## The exercise
Copy each line of the listing below exactly.

══ Task input

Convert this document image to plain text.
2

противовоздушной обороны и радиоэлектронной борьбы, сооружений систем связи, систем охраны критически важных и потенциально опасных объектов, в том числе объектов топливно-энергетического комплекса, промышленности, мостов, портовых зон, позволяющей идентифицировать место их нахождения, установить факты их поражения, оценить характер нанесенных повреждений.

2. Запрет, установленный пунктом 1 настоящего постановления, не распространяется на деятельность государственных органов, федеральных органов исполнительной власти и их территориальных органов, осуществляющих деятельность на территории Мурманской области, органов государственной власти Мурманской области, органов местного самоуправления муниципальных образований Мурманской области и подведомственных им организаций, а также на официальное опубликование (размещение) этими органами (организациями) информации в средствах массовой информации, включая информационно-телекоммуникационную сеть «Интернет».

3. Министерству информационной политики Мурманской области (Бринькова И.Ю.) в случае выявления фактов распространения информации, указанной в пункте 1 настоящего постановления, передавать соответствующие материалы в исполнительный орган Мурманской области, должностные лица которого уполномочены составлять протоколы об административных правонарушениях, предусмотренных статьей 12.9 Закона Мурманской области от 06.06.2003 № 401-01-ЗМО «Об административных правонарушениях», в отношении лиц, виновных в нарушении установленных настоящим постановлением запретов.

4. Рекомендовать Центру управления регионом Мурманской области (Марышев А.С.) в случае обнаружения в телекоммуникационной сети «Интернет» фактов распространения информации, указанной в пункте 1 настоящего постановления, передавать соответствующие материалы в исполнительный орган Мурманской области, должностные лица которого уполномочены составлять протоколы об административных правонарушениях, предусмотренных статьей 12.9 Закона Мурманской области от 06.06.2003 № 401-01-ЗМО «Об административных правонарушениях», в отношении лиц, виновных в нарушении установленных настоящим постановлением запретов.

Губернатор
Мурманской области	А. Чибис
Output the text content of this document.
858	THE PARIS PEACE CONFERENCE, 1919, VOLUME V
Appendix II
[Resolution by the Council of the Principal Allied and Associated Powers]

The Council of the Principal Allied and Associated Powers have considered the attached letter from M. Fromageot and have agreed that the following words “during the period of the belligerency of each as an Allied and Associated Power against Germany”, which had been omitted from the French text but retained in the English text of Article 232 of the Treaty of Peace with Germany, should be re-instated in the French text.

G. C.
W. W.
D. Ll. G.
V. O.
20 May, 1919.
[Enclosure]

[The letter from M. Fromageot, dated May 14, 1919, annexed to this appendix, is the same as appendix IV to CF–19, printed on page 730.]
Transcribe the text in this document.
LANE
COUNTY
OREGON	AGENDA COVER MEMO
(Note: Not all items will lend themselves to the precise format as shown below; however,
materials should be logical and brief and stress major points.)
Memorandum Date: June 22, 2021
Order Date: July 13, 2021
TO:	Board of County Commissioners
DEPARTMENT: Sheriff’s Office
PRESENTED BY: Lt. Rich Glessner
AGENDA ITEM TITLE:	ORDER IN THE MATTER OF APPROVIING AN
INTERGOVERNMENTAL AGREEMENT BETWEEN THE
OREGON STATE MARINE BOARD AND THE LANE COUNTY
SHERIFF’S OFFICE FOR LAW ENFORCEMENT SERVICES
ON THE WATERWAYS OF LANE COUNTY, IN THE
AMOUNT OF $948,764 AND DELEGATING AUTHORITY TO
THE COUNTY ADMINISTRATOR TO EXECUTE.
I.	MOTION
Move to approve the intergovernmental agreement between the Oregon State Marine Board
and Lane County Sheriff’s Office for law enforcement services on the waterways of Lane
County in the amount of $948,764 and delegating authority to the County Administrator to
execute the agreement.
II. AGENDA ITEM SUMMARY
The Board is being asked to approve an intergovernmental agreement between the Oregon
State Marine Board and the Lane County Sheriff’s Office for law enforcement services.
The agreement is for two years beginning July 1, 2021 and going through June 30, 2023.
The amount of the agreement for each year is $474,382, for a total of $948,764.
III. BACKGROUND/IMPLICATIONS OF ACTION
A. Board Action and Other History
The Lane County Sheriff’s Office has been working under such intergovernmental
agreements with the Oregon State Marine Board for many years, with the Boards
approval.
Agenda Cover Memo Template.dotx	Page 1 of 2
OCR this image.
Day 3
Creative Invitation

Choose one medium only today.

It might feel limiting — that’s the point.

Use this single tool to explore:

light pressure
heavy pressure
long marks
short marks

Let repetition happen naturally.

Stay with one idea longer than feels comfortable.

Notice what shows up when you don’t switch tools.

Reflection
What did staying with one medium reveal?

════

## Answer to this exercise
Convert this document image to plain text.
2

противовоздушной обороны и радиоэлектронной борьбы, сооружений систем связи, систем охраны критически важных и потенциально опасных объектов, в том числе объектов топливно-энергетического комплекса, промышленности, мостов, портовых зон, позволяющей идентифицировать место их нахождения, установить факты их поражения, оценить характер нанесенных повреждений.

2. Запрет, установленный пунктом 1 настоящего постановления, не распространяется на деятельность государственных органов, федеральных органов исполнительной власти и их территориальных органов, осуществляющих деятельность на территории Мурманской области, органов государственной власти Мурманской области, органов местного самоуправления муниципальных образований Мурманской области и подведомственных им организаций, а также на официальное опубликование (размещение) этими органами (организациями) информации в средствах массовой информации, включая информационно-телекоммуникационную сеть «Интернет».

3. Министерству информационной политики Мурманской области (Бринькова И.Ю.) в случае выявления фактов распространения информации, указанной в пункте 1 настоящего постановления, передавать соответствующие материалы в исполнительный орган Мурманской области, должностные лица которого уполномочены составлять протоколы об административных правонарушениях, предусмотренных статьей 12.9 Закона Мурманской области от 06.06.2003 № 401-01-ЗМО «Об административных правонарушениях», в отношении лиц, виновных в нарушении установленных настоящим постановлением запретов.

4. Рекомендовать Центру управления регионом Мурманской области (Марышев А.С.) в случае обнаружения в телекоммуникационной сети «Интернет» фактов распространения информации, указанной в пункте 1 настоящего постановления, передавать соответствующие материалы в исполнительный орган Мурманской области, должностные лица которого уполномочены составлять протоколы об административных правонарушениях, предусмотренных статьей 12.9 Закона Мурманской области от 06.06.2003 № 401-01-ЗМО «Об административных правонарушениях», в отношении лиц, виновных в нарушении установленных настоящим постановлением запретов.

Губернатор
Мурманской области	А. Чибис
Output the text content of this document.
858	THE PARIS PEACE CONFERENCE, 1919, VOLUME V
Appendix II
[Resolution by the Council of the Principal Allied and Associated Powers]

The Council of the Principal Allied and Associated Powers have considered the attached letter from M. Fromageot and have agreed that the following words “during the period of the belligerency of each as an Allied and Associated Power against Germany”, which had been omitted from the French text but retained in the English text of Article 232 of the Treaty of Peace with Germany, should be re-instated in the French text.

G. C.
W. W.
D. Ll. G.
V. O.
20 May, 1919.
[Enclosure]

[The letter from M. Fromageot, dated May 14, 1919, annexed to this appendix, is the same as appendix IV to CF–19, printed on page 730.]
Transcribe the text in this document.
LANE
COUNTY
OREGON	AGENDA COVER MEMO
(Note: Not all items will lend themselves to the precise format as shown below; however,
materials should be logical and brief and stress major points.)
Memorandum Date: June 22, 2021
Order Date: July 13, 2021
TO:	Board of County Commissioners
DEPARTMENT: Sheriff’s Office
PRESENTED BY: Lt. Rich Glessner
AGENDA ITEM TITLE:	ORDER IN THE MATTER OF APPROVIING AN
INTERGOVERNMENTAL AGREEMENT BETWEEN THE
OREGON STATE MARINE BOARD AND THE LANE COUNTY
SHERIFF’S OFFICE FOR LAW ENFORCEMENT SERVICES
ON THE WATERWAYS OF LANE COUNTY, IN THE
AMOUNT OF $948,764 AND DELEGATING AUTHORITY TO
THE COUNTY ADMINISTRATOR TO EXECUTE.
I.	MOTION
Move to approve the intergovernmental agreement between the Oregon State Marine Board
and Lane County Sheriff’s Office for law enforcement services on the waterways of Lane
County in the amount of $948,764 and delegating authority to the County Administrator to
execute the agreement.
II. AGENDA ITEM SUMMARY
The Board is being asked to approve an intergovernmental agreement between the Oregon
State Marine Board and the Lane County Sheriff’s Office for law enforcement services.
The agreement is for two years beginning July 1, 2021 and going through June 30, 2023.
The amount of the agreement for each year is $474,382, for a total of $948,764.
III. BACKGROUND/IMPLICATIONS OF ACTION
A. Board Action and Other History
The Lane County Sheriff’s Office has been working under such intergovernmental
agreements with the Oregon State Marine Board for many years, with the Boards
approval.
Agenda Cover Memo Template.dotx	Page 1 of 2
OCR this image.
Day 3
Creative Invitation

Choose one medium only today.

It might feel limiting — that’s the point.

Use this single tool to explore:

light pressure
heavy pressure
long marks
short marks

Let repetition happen naturally.

Stay with one idea longer than feels comfortable.

Notice what shows up when you don’t switch tools.

Reflection
What did staying with one medium reveal?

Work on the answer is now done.